■ What to do ■
Write the material out again in full, word for word. Do not include the pictures.

------

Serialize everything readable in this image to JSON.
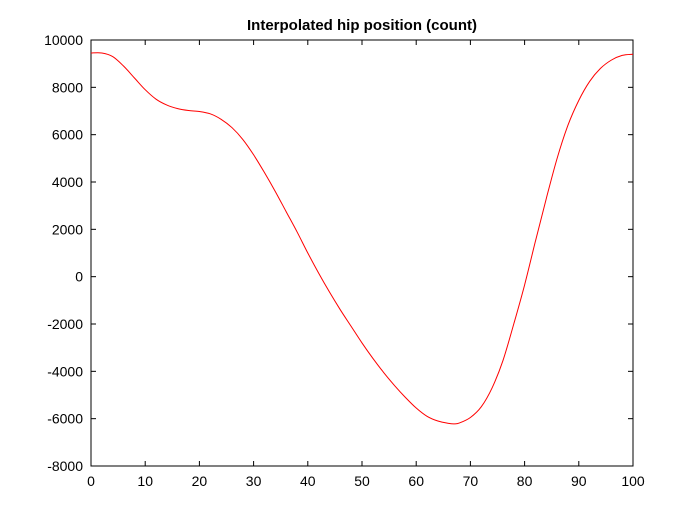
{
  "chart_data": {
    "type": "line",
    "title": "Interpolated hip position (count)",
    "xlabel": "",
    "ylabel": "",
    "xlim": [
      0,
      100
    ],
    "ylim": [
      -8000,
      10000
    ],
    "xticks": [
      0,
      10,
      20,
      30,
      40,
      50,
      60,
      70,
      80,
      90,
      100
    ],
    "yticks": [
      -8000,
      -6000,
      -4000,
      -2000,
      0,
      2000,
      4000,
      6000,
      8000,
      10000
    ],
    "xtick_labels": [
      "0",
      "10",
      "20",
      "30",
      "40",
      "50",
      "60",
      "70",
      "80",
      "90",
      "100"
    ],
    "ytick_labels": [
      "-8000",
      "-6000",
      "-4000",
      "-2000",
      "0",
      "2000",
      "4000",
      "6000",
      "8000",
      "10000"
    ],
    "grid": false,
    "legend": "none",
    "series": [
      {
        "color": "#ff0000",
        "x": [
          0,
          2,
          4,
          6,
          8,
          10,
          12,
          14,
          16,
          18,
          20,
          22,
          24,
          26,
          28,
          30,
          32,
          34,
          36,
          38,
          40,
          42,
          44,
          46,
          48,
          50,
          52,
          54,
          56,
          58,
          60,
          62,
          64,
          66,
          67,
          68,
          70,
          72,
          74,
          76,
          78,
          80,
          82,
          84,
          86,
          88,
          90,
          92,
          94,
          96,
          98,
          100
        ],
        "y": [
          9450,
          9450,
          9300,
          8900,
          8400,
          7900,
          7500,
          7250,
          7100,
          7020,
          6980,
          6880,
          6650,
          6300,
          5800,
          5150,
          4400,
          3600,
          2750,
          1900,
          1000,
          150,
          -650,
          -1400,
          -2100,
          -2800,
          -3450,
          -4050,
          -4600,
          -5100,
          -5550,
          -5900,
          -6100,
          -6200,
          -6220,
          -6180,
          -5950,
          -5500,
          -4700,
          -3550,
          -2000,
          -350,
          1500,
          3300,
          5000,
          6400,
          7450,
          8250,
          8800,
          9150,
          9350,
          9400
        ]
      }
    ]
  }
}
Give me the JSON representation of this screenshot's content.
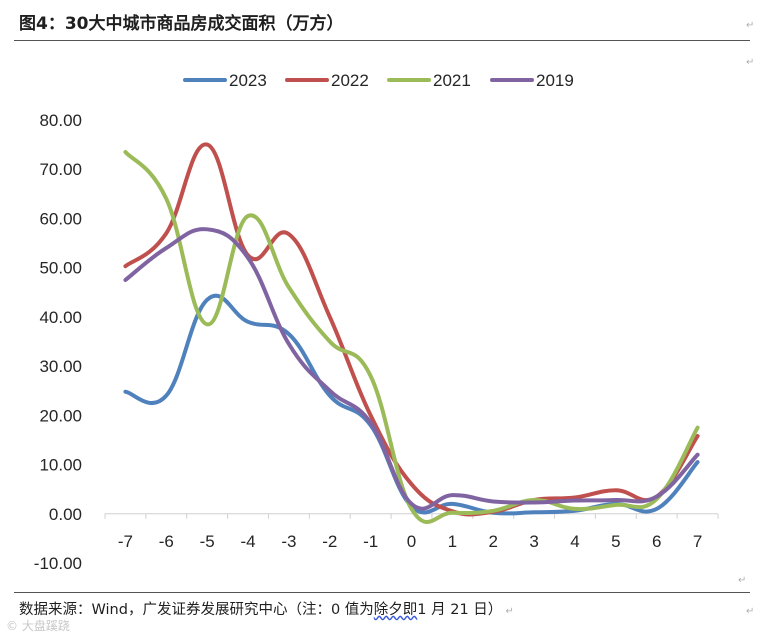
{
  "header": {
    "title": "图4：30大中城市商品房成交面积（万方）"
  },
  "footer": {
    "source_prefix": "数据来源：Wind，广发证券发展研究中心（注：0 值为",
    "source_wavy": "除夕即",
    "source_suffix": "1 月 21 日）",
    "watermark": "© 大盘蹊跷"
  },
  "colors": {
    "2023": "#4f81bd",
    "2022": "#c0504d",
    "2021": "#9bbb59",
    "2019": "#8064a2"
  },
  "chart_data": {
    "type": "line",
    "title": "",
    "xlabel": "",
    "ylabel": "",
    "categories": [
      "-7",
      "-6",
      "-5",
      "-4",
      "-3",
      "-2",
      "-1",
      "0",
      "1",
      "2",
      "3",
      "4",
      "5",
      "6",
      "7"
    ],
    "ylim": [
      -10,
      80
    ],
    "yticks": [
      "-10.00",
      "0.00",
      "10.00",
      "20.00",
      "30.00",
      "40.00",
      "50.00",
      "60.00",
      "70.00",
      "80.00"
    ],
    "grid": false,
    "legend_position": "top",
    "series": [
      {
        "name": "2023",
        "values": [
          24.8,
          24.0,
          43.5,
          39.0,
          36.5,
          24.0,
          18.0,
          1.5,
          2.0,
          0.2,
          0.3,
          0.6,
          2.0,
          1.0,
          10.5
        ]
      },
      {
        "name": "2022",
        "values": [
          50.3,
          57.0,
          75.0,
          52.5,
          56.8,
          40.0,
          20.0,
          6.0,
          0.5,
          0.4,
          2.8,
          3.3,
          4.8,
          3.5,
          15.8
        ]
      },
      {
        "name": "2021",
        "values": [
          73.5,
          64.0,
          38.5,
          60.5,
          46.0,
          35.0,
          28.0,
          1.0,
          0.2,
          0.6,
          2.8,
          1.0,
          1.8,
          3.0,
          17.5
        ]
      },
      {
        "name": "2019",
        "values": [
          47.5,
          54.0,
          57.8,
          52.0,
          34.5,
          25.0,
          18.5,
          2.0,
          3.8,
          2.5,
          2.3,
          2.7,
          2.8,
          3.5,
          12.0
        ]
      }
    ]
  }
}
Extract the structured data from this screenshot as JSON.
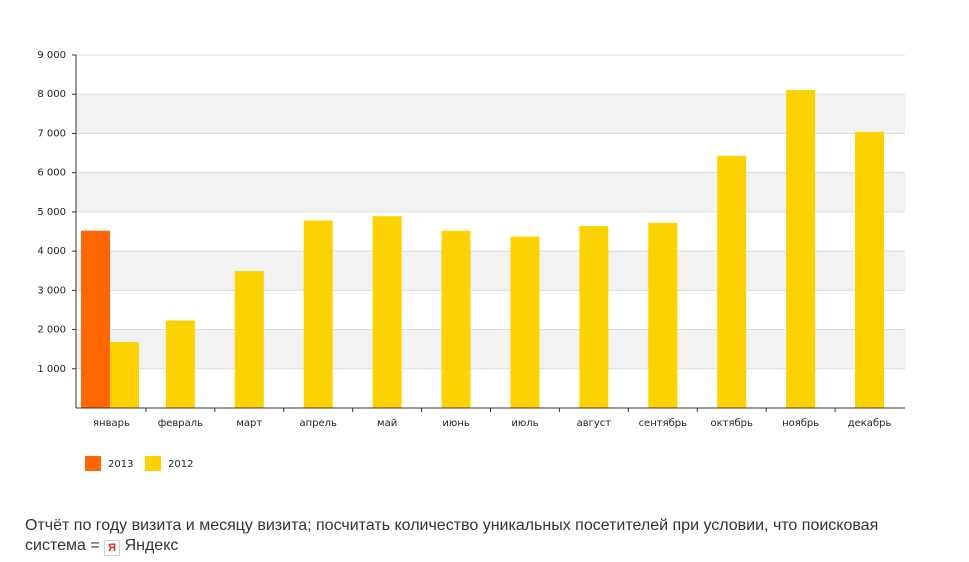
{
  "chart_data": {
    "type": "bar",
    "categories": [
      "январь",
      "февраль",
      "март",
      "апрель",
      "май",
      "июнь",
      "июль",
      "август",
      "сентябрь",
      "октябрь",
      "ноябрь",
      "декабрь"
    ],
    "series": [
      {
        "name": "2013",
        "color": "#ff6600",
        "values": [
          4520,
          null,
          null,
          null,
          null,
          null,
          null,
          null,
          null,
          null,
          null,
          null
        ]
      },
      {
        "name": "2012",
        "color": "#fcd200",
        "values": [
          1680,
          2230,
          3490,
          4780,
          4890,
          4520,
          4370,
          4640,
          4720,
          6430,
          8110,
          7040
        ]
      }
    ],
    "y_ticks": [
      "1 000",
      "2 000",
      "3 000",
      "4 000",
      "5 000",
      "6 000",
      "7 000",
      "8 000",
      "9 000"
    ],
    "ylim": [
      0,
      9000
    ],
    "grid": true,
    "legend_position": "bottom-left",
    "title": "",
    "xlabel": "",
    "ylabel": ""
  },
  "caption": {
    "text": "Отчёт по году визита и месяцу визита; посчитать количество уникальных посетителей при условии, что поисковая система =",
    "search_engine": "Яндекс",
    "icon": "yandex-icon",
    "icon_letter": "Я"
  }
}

------

■ Task solution ■
Serialize everything readable in this image to JSON.
{
  "chart_data": {
    "type": "line",
    "title": "Interpolated hip position (count)",
    "xlabel": "",
    "ylabel": "",
    "xlim": [
      0,
      100
    ],
    "ylim": [
      -8000,
      10000
    ],
    "xticks": [
      0,
      10,
      20,
      30,
      40,
      50,
      60,
      70,
      80,
      90,
      100
    ],
    "yticks": [
      -8000,
      -6000,
      -4000,
      -2000,
      0,
      2000,
      4000,
      6000,
      8000,
      10000
    ],
    "xtick_labels": [
      "0",
      "10",
      "20",
      "30",
      "40",
      "50",
      "60",
      "70",
      "80",
      "90",
      "100"
    ],
    "ytick_labels": [
      "-8000",
      "-6000",
      "-4000",
      "-2000",
      "0",
      "2000",
      "4000",
      "6000",
      "8000",
      "10000"
    ],
    "grid": false,
    "legend": "none",
    "series": [
      {
        "color": "#ff0000",
        "x": [
          0,
          2,
          4,
          6,
          8,
          10,
          12,
          14,
          16,
          18,
          20,
          22,
          24,
          26,
          28,
          30,
          32,
          34,
          36,
          38,
          40,
          42,
          44,
          46,
          48,
          50,
          52,
          54,
          56,
          58,
          60,
          62,
          64,
          66,
          67,
          68,
          70,
          72,
          74,
          76,
          78,
          80,
          82,
          84,
          86,
          88,
          90,
          92,
          94,
          96,
          98,
          100
        ],
        "y": [
          9450,
          9450,
          9300,
          8900,
          8400,
          7900,
          7500,
          7250,
          7100,
          7020,
          6980,
          6880,
          6650,
          6300,
          5800,
          5150,
          4400,
          3600,
          2750,
          1900,
          1000,
          150,
          -650,
          -1400,
          -2100,
          -2800,
          -3450,
          -4050,
          -4600,
          -5100,
          -5550,
          -5900,
          -6100,
          -6200,
          -6220,
          -6180,
          -5950,
          -5500,
          -4700,
          -3550,
          -2000,
          -350,
          1500,
          3300,
          5000,
          6400,
          7450,
          8250,
          8800,
          9150,
          9350,
          9400
        ]
      }
    ]
  }
}
Give me the JSON representation of this screenshot's content.
{
  "header": {
    "title": "图4：30大中城市商品房成交面积（万方）"
  },
  "footer": {
    "source_prefix": "数据来源：Wind，广发证券发展研究中心（注：0 值为",
    "source_wavy": "除夕即",
    "source_suffix": "1 月 21 日）",
    "watermark": "© 大盘蹊跷"
  },
  "colors": {
    "2023": "#4f81bd",
    "2022": "#c0504d",
    "2021": "#9bbb59",
    "2019": "#8064a2"
  },
  "chart_data": {
    "type": "line",
    "title": "",
    "xlabel": "",
    "ylabel": "",
    "categories": [
      "-7",
      "-6",
      "-5",
      "-4",
      "-3",
      "-2",
      "-1",
      "0",
      "1",
      "2",
      "3",
      "4",
      "5",
      "6",
      "7"
    ],
    "ylim": [
      -10,
      80
    ],
    "yticks": [
      "-10.00",
      "0.00",
      "10.00",
      "20.00",
      "30.00",
      "40.00",
      "50.00",
      "60.00",
      "70.00",
      "80.00"
    ],
    "grid": false,
    "legend_position": "top",
    "series": [
      {
        "name": "2023",
        "values": [
          24.8,
          24.0,
          43.5,
          39.0,
          36.5,
          24.0,
          18.0,
          1.5,
          2.0,
          0.2,
          0.3,
          0.6,
          2.0,
          1.0,
          10.5
        ]
      },
      {
        "name": "2022",
        "values": [
          50.3,
          57.0,
          75.0,
          52.5,
          56.8,
          40.0,
          20.0,
          6.0,
          0.5,
          0.4,
          2.8,
          3.3,
          4.8,
          3.5,
          15.8
        ]
      },
      {
        "name": "2021",
        "values": [
          73.5,
          64.0,
          38.5,
          60.5,
          46.0,
          35.0,
          28.0,
          1.0,
          0.2,
          0.6,
          2.8,
          1.0,
          1.8,
          3.0,
          17.5
        ]
      },
      {
        "name": "2019",
        "values": [
          47.5,
          54.0,
          57.8,
          52.0,
          34.5,
          25.0,
          18.5,
          2.0,
          3.8,
          2.5,
          2.3,
          2.7,
          2.8,
          3.5,
          12.0
        ]
      }
    ]
  }
}
Extract the structured data from this screenshot as JSON.
{
  "chart_data": {
    "type": "bar",
    "categories": [
      "январь",
      "февраль",
      "март",
      "апрель",
      "май",
      "июнь",
      "июль",
      "август",
      "сентябрь",
      "октябрь",
      "ноябрь",
      "декабрь"
    ],
    "series": [
      {
        "name": "2013",
        "color": "#ff6600",
        "values": [
          4520,
          null,
          null,
          null,
          null,
          null,
          null,
          null,
          null,
          null,
          null,
          null
        ]
      },
      {
        "name": "2012",
        "color": "#fcd200",
        "values": [
          1680,
          2230,
          3490,
          4780,
          4890,
          4520,
          4370,
          4640,
          4720,
          6430,
          8110,
          7040
        ]
      }
    ],
    "y_ticks": [
      "1 000",
      "2 000",
      "3 000",
      "4 000",
      "5 000",
      "6 000",
      "7 000",
      "8 000",
      "9 000"
    ],
    "ylim": [
      0,
      9000
    ],
    "grid": true,
    "legend_position": "bottom-left",
    "title": "",
    "xlabel": "",
    "ylabel": ""
  },
  "caption": {
    "text": "Отчёт по году визита и месяцу визита; посчитать количество уникальных посетителей при условии, что поисковая система =",
    "search_engine": "Яндекс",
    "icon": "yandex-icon",
    "icon_letter": "Я"
  }
}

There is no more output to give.